Region annotation records »

####

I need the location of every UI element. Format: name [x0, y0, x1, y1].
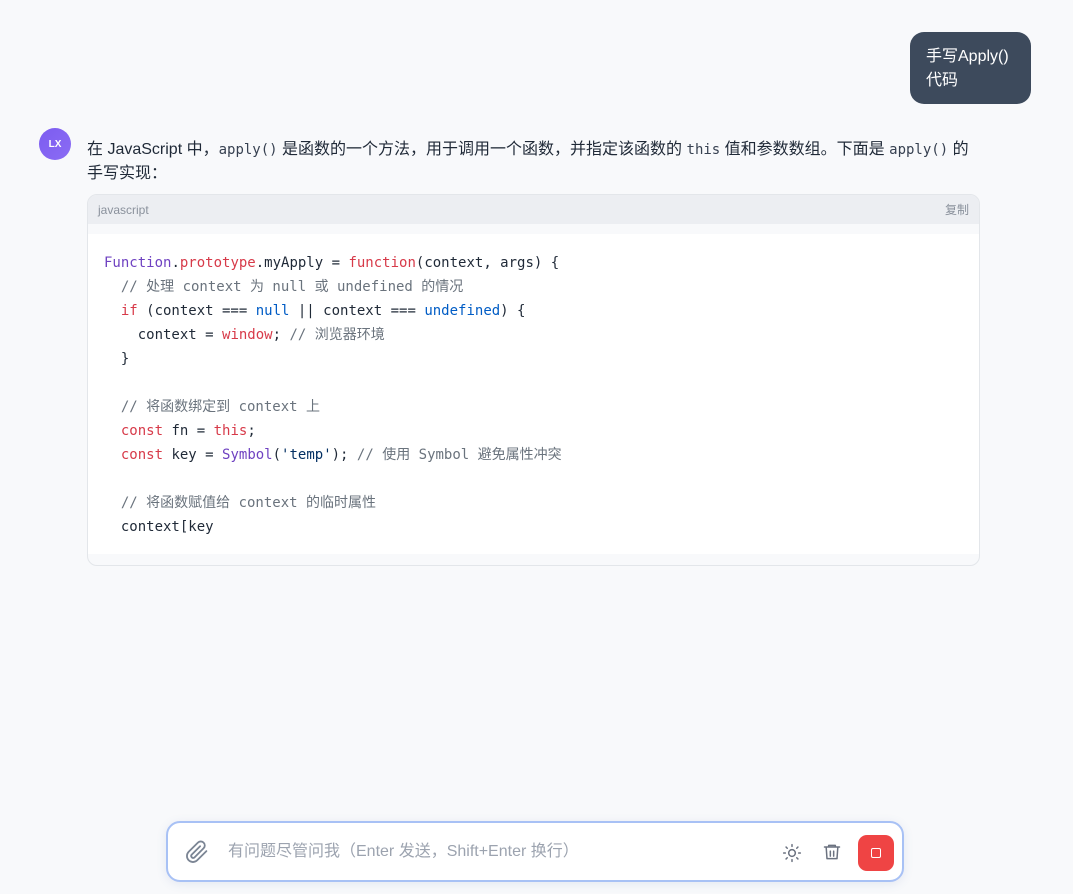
code-line: }	[104, 347, 963, 371]
code-token: (	[272, 447, 282, 463]
code-token: );	[331, 447, 357, 463]
code-token: fn =	[163, 423, 214, 439]
code-token: context[key	[104, 519, 214, 535]
inline-code-apply: apply()	[218, 142, 278, 158]
code-token: // 浏览器环境	[289, 327, 385, 343]
code-token: ;	[272, 327, 290, 343]
intro-paragraph: 在 JavaScript 中，apply() 是函数的一个方法，用于调用一个函数…	[87, 138, 980, 186]
assistant-avatar: LX	[39, 128, 71, 160]
code-line: // 将函数赋值给 context 的临时属性	[104, 491, 963, 515]
message-input[interactable]	[228, 823, 768, 880]
code-token: key =	[163, 447, 223, 463]
user-message-line-2: 代码	[926, 72, 959, 89]
intro-text-3: 值和参数数组。下面是	[720, 141, 890, 158]
user-message-bubble: 手写Apply() 代码	[910, 32, 1031, 104]
code-line: Function.prototype.myApply = function(co…	[104, 251, 963, 275]
code-token: undefined	[424, 303, 501, 319]
assistant-answer: 在 JavaScript 中，apply() 是函数的一个方法，用于调用一个函数…	[87, 138, 980, 566]
trash-icon[interactable]	[822, 842, 842, 862]
code-token: ) {	[500, 303, 526, 319]
code-token: Symbol	[222, 447, 273, 463]
code-line: if (context === null || context === unde…	[104, 299, 963, 323]
paperclip-icon[interactable]	[185, 840, 209, 864]
message-composer	[166, 821, 904, 882]
code-token: .	[171, 255, 180, 271]
code-token: ;	[247, 423, 256, 439]
inline-code-apply-2: apply()	[889, 142, 949, 158]
code-token: if	[120, 303, 138, 319]
intro-text-2: 是函数的一个方法，用于调用一个函数，并指定该函数的	[277, 141, 687, 158]
intro-text-1: 在 JavaScript 中，	[87, 141, 219, 158]
code-block-header: javascript 复制	[88, 195, 979, 224]
stop-generation-button[interactable]	[858, 835, 894, 871]
sun-icon[interactable]	[782, 843, 802, 863]
code-token: Function	[104, 255, 172, 271]
code-token: (context ===	[137, 303, 256, 319]
code-line: const fn = this;	[104, 419, 963, 443]
code-token: prototype	[179, 255, 256, 271]
avatar-initials: LX	[48, 138, 62, 150]
code-line: // 处理 context 为 null 或 undefined 的情况	[104, 275, 963, 299]
code-token: window	[222, 327, 273, 343]
code-content: Function.prototype.myApply = function(co…	[88, 234, 979, 554]
code-token: || context ===	[289, 303, 425, 319]
user-message-line-1: 手写Apply()	[926, 48, 1009, 65]
code-token: this	[213, 423, 248, 439]
code-line: const key = Symbol('temp'); // 使用 Symbol…	[104, 443, 963, 467]
code-line: context[key	[104, 515, 963, 539]
code-token: // 使用 Symbol 避免属性冲突	[356, 447, 562, 463]
code-token: context =	[104, 327, 223, 343]
code-token: (context, args) {	[415, 255, 560, 271]
code-token: // 处理 context 为 null 或 undefined 的情况	[104, 279, 464, 295]
code-token: .myApply =	[255, 255, 349, 271]
code-token: const	[120, 447, 164, 463]
copy-code-button[interactable]: 复制	[945, 201, 969, 218]
code-token: function	[348, 255, 416, 271]
code-line: context = window; // 浏览器环境	[104, 323, 963, 347]
code-block: javascript 复制 Function.prototype.myApply…	[87, 194, 980, 566]
code-token: // 将函数绑定到 context 上	[104, 399, 321, 415]
code-token: null	[255, 303, 290, 319]
code-token: 'temp'	[281, 447, 332, 463]
code-token: // 将函数赋值给 context 的临时属性	[104, 495, 377, 511]
code-language-label: javascript	[98, 202, 149, 217]
code-line: // 将函数绑定到 context 上	[104, 395, 963, 419]
stop-icon	[871, 848, 881, 858]
code-token: }	[104, 351, 130, 367]
inline-code-this: this	[686, 142, 721, 158]
code-token: const	[120, 423, 164, 439]
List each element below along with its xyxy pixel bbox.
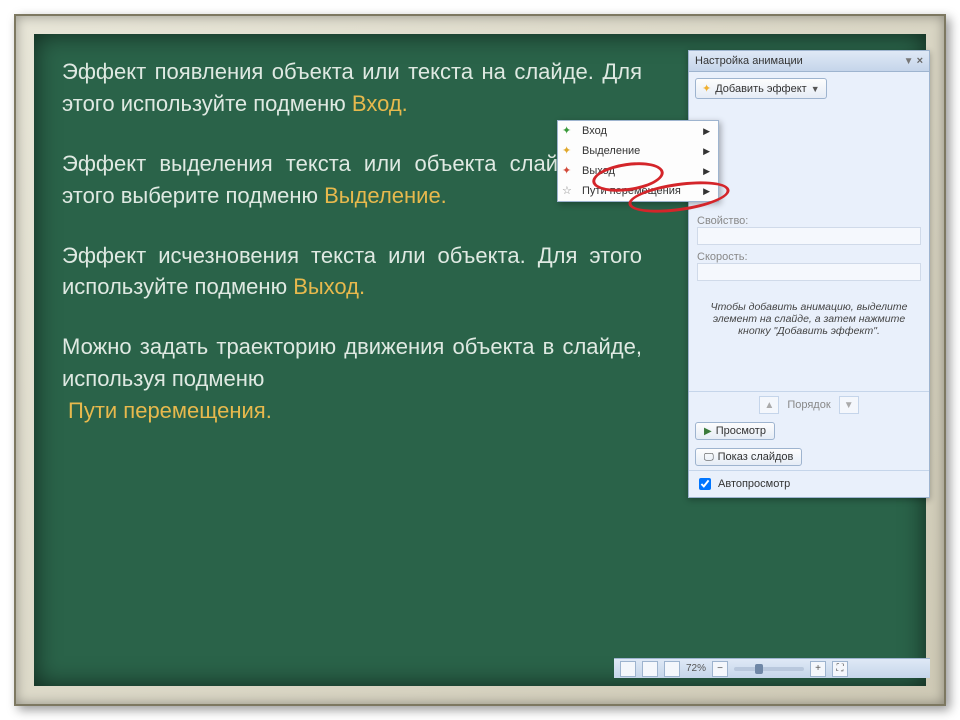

####

Exercise instructions » State only the number of lines in the records above that contain the string "手写Apply".

Solution to the problem » 2